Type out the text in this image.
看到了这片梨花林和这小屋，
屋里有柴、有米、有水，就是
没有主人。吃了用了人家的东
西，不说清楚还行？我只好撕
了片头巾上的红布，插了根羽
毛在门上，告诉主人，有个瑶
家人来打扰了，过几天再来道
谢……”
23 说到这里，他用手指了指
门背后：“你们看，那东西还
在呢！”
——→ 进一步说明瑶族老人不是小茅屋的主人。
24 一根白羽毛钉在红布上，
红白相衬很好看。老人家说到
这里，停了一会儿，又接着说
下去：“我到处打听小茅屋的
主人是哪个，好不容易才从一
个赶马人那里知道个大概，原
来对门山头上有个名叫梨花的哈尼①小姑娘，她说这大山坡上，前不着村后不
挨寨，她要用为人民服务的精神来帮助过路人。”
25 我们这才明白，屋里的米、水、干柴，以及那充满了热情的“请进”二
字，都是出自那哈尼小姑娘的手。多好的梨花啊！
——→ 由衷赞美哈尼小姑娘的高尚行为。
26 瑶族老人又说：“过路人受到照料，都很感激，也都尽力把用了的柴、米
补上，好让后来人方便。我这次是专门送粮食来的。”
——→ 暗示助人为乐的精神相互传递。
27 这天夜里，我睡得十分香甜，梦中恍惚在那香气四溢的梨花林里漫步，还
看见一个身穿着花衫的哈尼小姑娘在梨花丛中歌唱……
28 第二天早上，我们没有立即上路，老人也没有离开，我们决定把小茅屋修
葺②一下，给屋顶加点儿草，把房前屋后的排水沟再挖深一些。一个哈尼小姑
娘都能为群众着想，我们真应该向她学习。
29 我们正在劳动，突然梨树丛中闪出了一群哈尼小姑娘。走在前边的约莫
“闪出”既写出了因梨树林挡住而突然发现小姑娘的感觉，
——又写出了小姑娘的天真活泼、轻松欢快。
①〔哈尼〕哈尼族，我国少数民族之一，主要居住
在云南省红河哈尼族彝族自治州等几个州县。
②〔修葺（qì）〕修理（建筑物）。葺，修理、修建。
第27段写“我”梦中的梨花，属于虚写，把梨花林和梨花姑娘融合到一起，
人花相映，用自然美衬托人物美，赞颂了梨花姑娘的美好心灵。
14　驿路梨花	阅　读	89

________

Write out every entry again, keeping each line exactly the same.

• **Full answer**:
Type out the text in this image.
看到了这片梨花林和这小屋，
屋里有柴、有米、有水，就是
没有主人。吃了用了人家的东
西，不说清楚还行？我只好撕
了片头巾上的红布，插了根羽
毛在门上，告诉主人，有个瑶
家人来打扰了，过几天再来道
谢……”
23 说到这里，他用手指了指
门背后：“你们看，那东西还
在呢！”
——→ 进一步说明瑶族老人不是小茅屋的主人。
24 一根白羽毛钉在红布上，
红白相衬很好看。老人家说到
这里，停了一会儿，又接着说
下去：“我到处打听小茅屋的
主人是哪个，好不容易才从一
个赶马人那里知道个大概，原
来对门山头上有个名叫梨花的哈尼①小姑娘，她说这大山坡上，前不着村后不
挨寨，她要用为人民服务的精神来帮助过路人。”
25 我们这才明白，屋里的米、水、干柴，以及那充满了热情的“请进”二
字，都是出自那哈尼小姑娘的手。多好的梨花啊！
——→ 由衷赞美哈尼小姑娘的高尚行为。
26 瑶族老人又说：“过路人受到照料，都很感激，也都尽力把用了的柴、米
补上，好让后来人方便。我这次是专门送粮食来的。”
——→ 暗示助人为乐的精神相互传递。
27 这天夜里，我睡得十分香甜，梦中恍惚在那香气四溢的梨花林里漫步，还
看见一个身穿着花衫的哈尼小姑娘在梨花丛中歌唱……
28 第二天早上，我们没有立即上路，老人也没有离开，我们决定把小茅屋修
葺②一下，给屋顶加点儿草，把房前屋后的排水沟再挖深一些。一个哈尼小姑
娘都能为群众着想，我们真应该向她学习。
29 我们正在劳动，突然梨树丛中闪出了一群哈尼小姑娘。走在前边的约莫
“闪出”既写出了因梨树林挡住而突然发现小姑娘的感觉，
——又写出了小姑娘的天真活泼、轻松欢快。
①〔哈尼〕哈尼族，我国少数民族之一，主要居住
在云南省红河哈尼族彝族自治州等几个州县。
②〔修葺（qì）〕修理（建筑物）。葺，修理、修建。
第27段写“我”梦中的梨花，属于虚写，把梨花林和梨花姑娘融合到一起，
人花相映，用自然美衬托人物美，赞颂了梨花姑娘的美好心灵。
14　驿路梨花	阅　读	89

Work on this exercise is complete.